=== DATASET ENTRIES ===
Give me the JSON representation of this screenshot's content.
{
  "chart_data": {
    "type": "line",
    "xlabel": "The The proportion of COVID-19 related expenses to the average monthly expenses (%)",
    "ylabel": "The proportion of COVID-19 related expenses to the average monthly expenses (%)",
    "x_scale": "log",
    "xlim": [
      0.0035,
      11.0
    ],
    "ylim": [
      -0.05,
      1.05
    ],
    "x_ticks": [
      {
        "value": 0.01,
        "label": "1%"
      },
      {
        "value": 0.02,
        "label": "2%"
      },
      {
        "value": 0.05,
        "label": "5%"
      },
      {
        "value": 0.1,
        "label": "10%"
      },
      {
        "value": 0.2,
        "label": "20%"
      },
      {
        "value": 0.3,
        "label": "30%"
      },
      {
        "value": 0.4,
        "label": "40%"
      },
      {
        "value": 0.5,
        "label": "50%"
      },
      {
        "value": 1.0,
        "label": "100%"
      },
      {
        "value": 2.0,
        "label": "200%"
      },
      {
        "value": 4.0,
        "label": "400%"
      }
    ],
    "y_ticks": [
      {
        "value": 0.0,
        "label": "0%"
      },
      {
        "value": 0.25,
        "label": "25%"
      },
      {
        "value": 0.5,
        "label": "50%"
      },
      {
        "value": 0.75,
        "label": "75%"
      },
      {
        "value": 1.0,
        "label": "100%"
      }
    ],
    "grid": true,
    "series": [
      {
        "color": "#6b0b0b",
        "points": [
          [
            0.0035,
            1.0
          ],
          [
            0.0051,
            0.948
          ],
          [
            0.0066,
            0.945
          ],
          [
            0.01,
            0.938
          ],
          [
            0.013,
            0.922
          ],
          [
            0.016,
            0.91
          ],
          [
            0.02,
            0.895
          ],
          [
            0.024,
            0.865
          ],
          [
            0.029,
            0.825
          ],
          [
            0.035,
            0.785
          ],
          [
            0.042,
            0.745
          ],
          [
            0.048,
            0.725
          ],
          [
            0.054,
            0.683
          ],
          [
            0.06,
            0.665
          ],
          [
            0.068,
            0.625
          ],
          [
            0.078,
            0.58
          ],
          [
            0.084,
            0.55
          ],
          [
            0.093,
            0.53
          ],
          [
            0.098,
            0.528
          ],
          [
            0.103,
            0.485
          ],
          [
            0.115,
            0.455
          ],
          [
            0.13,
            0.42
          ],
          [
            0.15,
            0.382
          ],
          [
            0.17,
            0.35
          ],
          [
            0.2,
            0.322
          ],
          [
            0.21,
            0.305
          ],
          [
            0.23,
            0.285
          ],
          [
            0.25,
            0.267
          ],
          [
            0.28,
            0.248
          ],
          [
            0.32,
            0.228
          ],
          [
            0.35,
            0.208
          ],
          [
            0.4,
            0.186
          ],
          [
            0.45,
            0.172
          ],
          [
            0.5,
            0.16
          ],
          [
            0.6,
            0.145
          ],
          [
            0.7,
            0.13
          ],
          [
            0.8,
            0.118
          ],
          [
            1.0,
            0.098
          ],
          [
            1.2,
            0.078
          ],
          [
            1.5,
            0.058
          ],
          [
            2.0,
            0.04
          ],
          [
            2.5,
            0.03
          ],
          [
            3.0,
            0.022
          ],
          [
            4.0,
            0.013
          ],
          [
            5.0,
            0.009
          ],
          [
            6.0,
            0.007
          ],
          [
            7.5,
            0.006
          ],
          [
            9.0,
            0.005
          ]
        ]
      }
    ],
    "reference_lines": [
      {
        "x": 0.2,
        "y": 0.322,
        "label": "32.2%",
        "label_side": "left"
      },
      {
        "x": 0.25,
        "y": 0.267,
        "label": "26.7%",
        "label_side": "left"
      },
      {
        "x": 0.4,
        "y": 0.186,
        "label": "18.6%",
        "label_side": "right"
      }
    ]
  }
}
===
Give the records above again, word for word.

PROBLEM SOLUTION –
Give me the JSON representation of this screenshot's content.
{
  "chart_data": {
    "type": "line",
    "xlabel": "The The proportion of COVID-19 related expenses to the average monthly expenses (%)",
    "ylabel": "The proportion of COVID-19 related expenses to the average monthly expenses (%)",
    "x_scale": "log",
    "xlim": [
      0.0035,
      11.0
    ],
    "ylim": [
      -0.05,
      1.05
    ],
    "x_ticks": [
      {
        "value": 0.01,
        "label": "1%"
      },
      {
        "value": 0.02,
        "label": "2%"
      },
      {
        "value": 0.05,
        "label": "5%"
      },
      {
        "value": 0.1,
        "label": "10%"
      },
      {
        "value": 0.2,
        "label": "20%"
      },
      {
        "value": 0.3,
        "label": "30%"
      },
      {
        "value": 0.4,
        "label": "40%"
      },
      {
        "value": 0.5,
        "label": "50%"
      },
      {
        "value": 1.0,
        "label": "100%"
      },
      {
        "value": 2.0,
        "label": "200%"
      },
      {
        "value": 4.0,
        "label": "400%"
      }
    ],
    "y_ticks": [
      {
        "value": 0.0,
        "label": "0%"
      },
      {
        "value": 0.25,
        "label": "25%"
      },
      {
        "value": 0.5,
        "label": "50%"
      },
      {
        "value": 0.75,
        "label": "75%"
      },
      {
        "value": 1.0,
        "label": "100%"
      }
    ],
    "grid": true,
    "series": [
      {
        "color": "#6b0b0b",
        "points": [
          [
            0.0035,
            1.0
          ],
          [
            0.0051,
            0.948
          ],
          [
            0.0066,
            0.945
          ],
          [
            0.01,
            0.938
          ],
          [
            0.013,
            0.922
          ],
          [
            0.016,
            0.91
          ],
          [
            0.02,
            0.895
          ],
          [
            0.024,
            0.865
          ],
          [
            0.029,
            0.825
          ],
          [
            0.035,
            0.785
          ],
          [
            0.042,
            0.745
          ],
          [
            0.048,
            0.725
          ],
          [
            0.054,
            0.683
          ],
          [
            0.06,
            0.665
          ],
          [
            0.068,
            0.625
          ],
          [
            0.078,
            0.58
          ],
          [
            0.084,
            0.55
          ],
          [
            0.093,
            0.53
          ],
          [
            0.098,
            0.528
          ],
          [
            0.103,
            0.485
          ],
          [
            0.115,
            0.455
          ],
          [
            0.13,
            0.42
          ],
          [
            0.15,
            0.382
          ],
          [
            0.17,
            0.35
          ],
          [
            0.2,
            0.322
          ],
          [
            0.21,
            0.305
          ],
          [
            0.23,
            0.285
          ],
          [
            0.25,
            0.267
          ],
          [
            0.28,
            0.248
          ],
          [
            0.32,
            0.228
          ],
          [
            0.35,
            0.208
          ],
          [
            0.4,
            0.186
          ],
          [
            0.45,
            0.172
          ],
          [
            0.5,
            0.16
          ],
          [
            0.6,
            0.145
          ],
          [
            0.7,
            0.13
          ],
          [
            0.8,
            0.118
          ],
          [
            1.0,
            0.098
          ],
          [
            1.2,
            0.078
          ],
          [
            1.5,
            0.058
          ],
          [
            2.0,
            0.04
          ],
          [
            2.5,
            0.03
          ],
          [
            3.0,
            0.022
          ],
          [
            4.0,
            0.013
          ],
          [
            5.0,
            0.009
          ],
          [
            6.0,
            0.007
          ],
          [
            7.5,
            0.006
          ],
          [
            9.0,
            0.005
          ]
        ]
      }
    ],
    "reference_lines": [
      {
        "x": 0.2,
        "y": 0.322,
        "label": "32.2%",
        "label_side": "left"
      },
      {
        "x": 0.25,
        "y": 0.267,
        "label": "26.7%",
        "label_side": "left"
      },
      {
        "x": 0.4,
        "y": 0.186,
        "label": "18.6%",
        "label_side": "right"
      }
    ]
  }
}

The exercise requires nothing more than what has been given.